===== The records
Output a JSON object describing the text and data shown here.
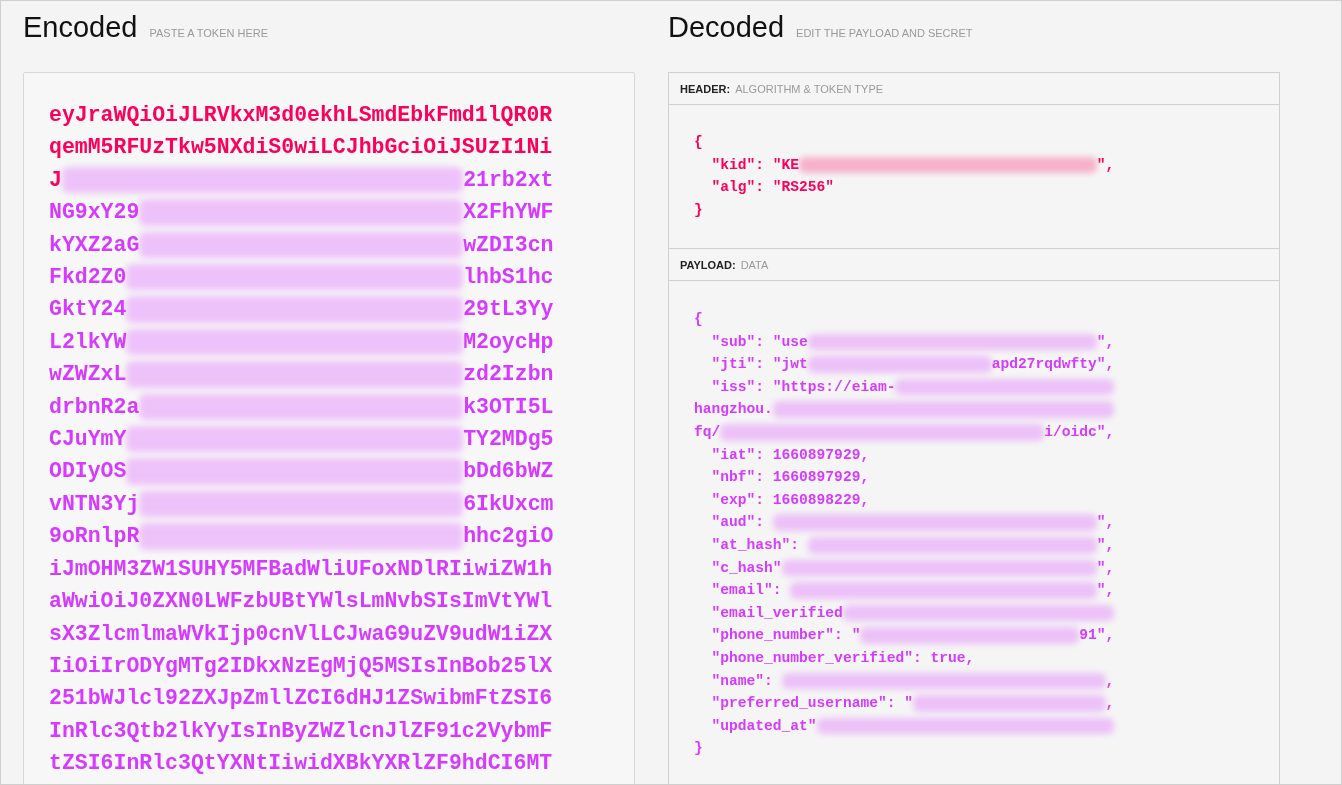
{
  "encoded": {
    "title": "Encoded",
    "subtitle": "PASTE A TOKEN HERE",
    "lines": [
      {
        "segments": [
          {
            "kind": "text",
            "color": "#fb015b",
            "text": "eyJraWQiOiJLRVkxM3d0ekhLSmdEbkFmd1lQR0R"
          }
        ]
      },
      {
        "segments": [
          {
            "kind": "text",
            "color": "#fb015b",
            "text": "qemM5RFUzTkw5NXdiS0wiLCJhbGciOiJSUzI1Ni"
          }
        ]
      },
      {
        "segments": [
          {
            "kind": "text",
            "color": "#fb015b",
            "text": "J"
          },
          {
            "kind": "redacted"
          },
          {
            "kind": "text",
            "color": "#d63aff",
            "text": "21rb2xt"
          }
        ]
      },
      {
        "segments": [
          {
            "kind": "text",
            "color": "#d63aff",
            "text": "NG9xY29"
          },
          {
            "kind": "redacted"
          },
          {
            "kind": "text",
            "color": "#d63aff",
            "text": "X2FhYWF"
          }
        ]
      },
      {
        "segments": [
          {
            "kind": "text",
            "color": "#d63aff",
            "text": "kYXZ2aG"
          },
          {
            "kind": "redacted"
          },
          {
            "kind": "text",
            "color": "#d63aff",
            "text": "wZDI3cn"
          }
        ]
      },
      {
        "segments": [
          {
            "kind": "text",
            "color": "#d63aff",
            "text": "Fkd2Z0"
          },
          {
            "kind": "redacted"
          },
          {
            "kind": "text",
            "color": "#d63aff",
            "text": "lhbS1hc"
          }
        ]
      },
      {
        "segments": [
          {
            "kind": "text",
            "color": "#d63aff",
            "text": "GktY24"
          },
          {
            "kind": "redacted"
          },
          {
            "kind": "text",
            "color": "#d63aff",
            "text": "29tL3Yy"
          }
        ]
      },
      {
        "segments": [
          {
            "kind": "text",
            "color": "#d63aff",
            "text": "L2lkYW"
          },
          {
            "kind": "redacted"
          },
          {
            "kind": "text",
            "color": "#d63aff",
            "text": "M2oycHp"
          }
        ]
      },
      {
        "segments": [
          {
            "kind": "text",
            "color": "#d63aff",
            "text": "wZWZxL"
          },
          {
            "kind": "redacted"
          },
          {
            "kind": "text",
            "color": "#d63aff",
            "text": "zd2Izbn"
          }
        ]
      },
      {
        "segments": [
          {
            "kind": "text",
            "color": "#d63aff",
            "text": "drbnR2a"
          },
          {
            "kind": "redacted"
          },
          {
            "kind": "text",
            "color": "#d63aff",
            "text": "k3OTI5L"
          }
        ]
      },
      {
        "segments": [
          {
            "kind": "text",
            "color": "#d63aff",
            "text": "CJuYmY"
          },
          {
            "kind": "redacted"
          },
          {
            "kind": "text",
            "color": "#d63aff",
            "text": "TY2MDg5"
          }
        ]
      },
      {
        "segments": [
          {
            "kind": "text",
            "color": "#d63aff",
            "text": "ODIyOS"
          },
          {
            "kind": "redacted"
          },
          {
            "kind": "text",
            "color": "#d63aff",
            "text": "bDd6bWZ"
          }
        ]
      },
      {
        "segments": [
          {
            "kind": "text",
            "color": "#d63aff",
            "text": "vNTN3Yj"
          },
          {
            "kind": "redacted"
          },
          {
            "kind": "text",
            "color": "#d63aff",
            "text": "6IkUxcm"
          }
        ]
      },
      {
        "segments": [
          {
            "kind": "text",
            "color": "#d63aff",
            "text": "9oRnlpR"
          },
          {
            "kind": "redacted"
          },
          {
            "kind": "text",
            "color": "#d63aff",
            "text": "hhc2giO"
          }
        ]
      },
      {
        "segments": [
          {
            "kind": "text",
            "color": "#d63aff",
            "text": "iJmOHM3ZW1SUHY5MFBadWliUFoxNDlRIiwiZW1h"
          }
        ]
      },
      {
        "segments": [
          {
            "kind": "text",
            "color": "#d63aff",
            "text": "aWwiOiJ0ZXN0LWFzbUBtYWlsLmNvbSIsImVtYWl"
          }
        ]
      },
      {
        "segments": [
          {
            "kind": "text",
            "color": "#d63aff",
            "text": "sX3ZlcmlmaWVkIjp0cnVlLCJwaG9uZV9udW1iZX"
          }
        ]
      },
      {
        "segments": [
          {
            "kind": "text",
            "color": "#d63aff",
            "text": "IiOiIrODYgMTg2IDkxNzEgMjQ5MSIsInBob25lX"
          }
        ]
      },
      {
        "segments": [
          {
            "kind": "text",
            "color": "#d63aff",
            "text": "251bWJlcl92ZXJpZmllZCI6dHJ1ZSwibmFtZSI6"
          }
        ]
      },
      {
        "segments": [
          {
            "kind": "text",
            "color": "#d63aff",
            "text": "InRlc3Qtb2lkYyIsInByZWZlcnJlZF91c2VybmF"
          }
        ]
      },
      {
        "segments": [
          {
            "kind": "text",
            "color": "#d63aff",
            "text": "tZSI6InRlc3QtYXNtIiwidXBkYXRlZF9hdCI6MT"
          }
        ]
      }
    ]
  },
  "decoded": {
    "title": "Decoded",
    "subtitle": "EDIT THE PAYLOAD AND SECRET",
    "sections": [
      {
        "label": "HEADER:",
        "sublabel": "ALGORITHM & TOKEN TYPE",
        "color": "#fb015b",
        "lines": [
          {
            "segments": [
              {
                "kind": "text",
                "text": "{"
              }
            ]
          },
          {
            "segments": [
              {
                "kind": "text",
                "text": "  \"kid\": \"KE"
              },
              {
                "kind": "redacted"
              },
              {
                "kind": "text",
                "text": "\","
              }
            ]
          },
          {
            "segments": [
              {
                "kind": "text",
                "text": "  \"alg\": \"RS256\""
              }
            ]
          },
          {
            "segments": [
              {
                "kind": "text",
                "text": "}"
              }
            ]
          }
        ]
      },
      {
        "label": "PAYLOAD:",
        "sublabel": "DATA",
        "color": "#d63aff",
        "lines": [
          {
            "segments": [
              {
                "kind": "text",
                "text": "{"
              }
            ]
          },
          {
            "segments": [
              {
                "kind": "text",
                "text": "  \"sub\": \"use"
              },
              {
                "kind": "redacted"
              },
              {
                "kind": "text",
                "text": "\","
              }
            ]
          },
          {
            "segments": [
              {
                "kind": "text",
                "text": "  \"jti\": \"jwt"
              },
              {
                "kind": "redacted"
              },
              {
                "kind": "text",
                "text": "apd27rqdwfty\","
              }
            ]
          },
          {
            "segments": [
              {
                "kind": "text",
                "text": "  \"iss\": \"https://eiam-"
              },
              {
                "kind": "redacted"
              }
            ]
          },
          {
            "segments": [
              {
                "kind": "text",
                "text": "hangzhou."
              },
              {
                "kind": "redacted"
              }
            ]
          },
          {
            "segments": [
              {
                "kind": "text",
                "text": "fq/"
              },
              {
                "kind": "redacted"
              },
              {
                "kind": "text",
                "text": "i/oidc\","
              }
            ]
          },
          {
            "segments": [
              {
                "kind": "text",
                "text": "  \"iat\": 1660897929,"
              }
            ]
          },
          {
            "segments": [
              {
                "kind": "text",
                "text": "  \"nbf\": 1660897929,"
              }
            ]
          },
          {
            "segments": [
              {
                "kind": "text",
                "text": "  \"exp\": 1660898229,"
              }
            ]
          },
          {
            "segments": [
              {
                "kind": "text",
                "text": "  \"aud\": "
              },
              {
                "kind": "redacted"
              },
              {
                "kind": "text",
                "text": "\","
              }
            ]
          },
          {
            "segments": [
              {
                "kind": "text",
                "text": "  \"at_hash\": "
              },
              {
                "kind": "redacted"
              },
              {
                "kind": "text",
                "text": "\","
              }
            ]
          },
          {
            "segments": [
              {
                "kind": "text",
                "text": "  \"c_hash\""
              },
              {
                "kind": "redacted"
              },
              {
                "kind": "text",
                "text": "\","
              }
            ]
          },
          {
            "segments": [
              {
                "kind": "text",
                "text": "  \"email\": "
              },
              {
                "kind": "redacted"
              },
              {
                "kind": "text",
                "text": "\","
              }
            ]
          },
          {
            "segments": [
              {
                "kind": "text",
                "text": "  \"email_verified"
              },
              {
                "kind": "redacted"
              }
            ]
          },
          {
            "segments": [
              {
                "kind": "text",
                "text": "  \"phone_number\": \""
              },
              {
                "kind": "redacted"
              },
              {
                "kind": "text",
                "text": "91\","
              }
            ]
          },
          {
            "segments": [
              {
                "kind": "text",
                "text": "  \"phone_number_verified\": true,"
              }
            ]
          },
          {
            "segments": [
              {
                "kind": "text",
                "text": "  \"name\": "
              },
              {
                "kind": "redacted"
              },
              {
                "kind": "text",
                "text": ","
              }
            ]
          },
          {
            "segments": [
              {
                "kind": "text",
                "text": "  \"preferred_username\": \""
              },
              {
                "kind": "redacted"
              },
              {
                "kind": "text",
                "text": ","
              }
            ]
          },
          {
            "segments": [
              {
                "kind": "text",
                "text": "  \"updated_at\""
              },
              {
                "kind": "redacted"
              }
            ]
          },
          {
            "segments": [
              {
                "kind": "text",
                "text": "}"
              }
            ]
          }
        ]
      }
    ]
  }
}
==========
» Instruction
State how many lines of the listing include "PAYLOAD", and nothing more.

» Exercise output
2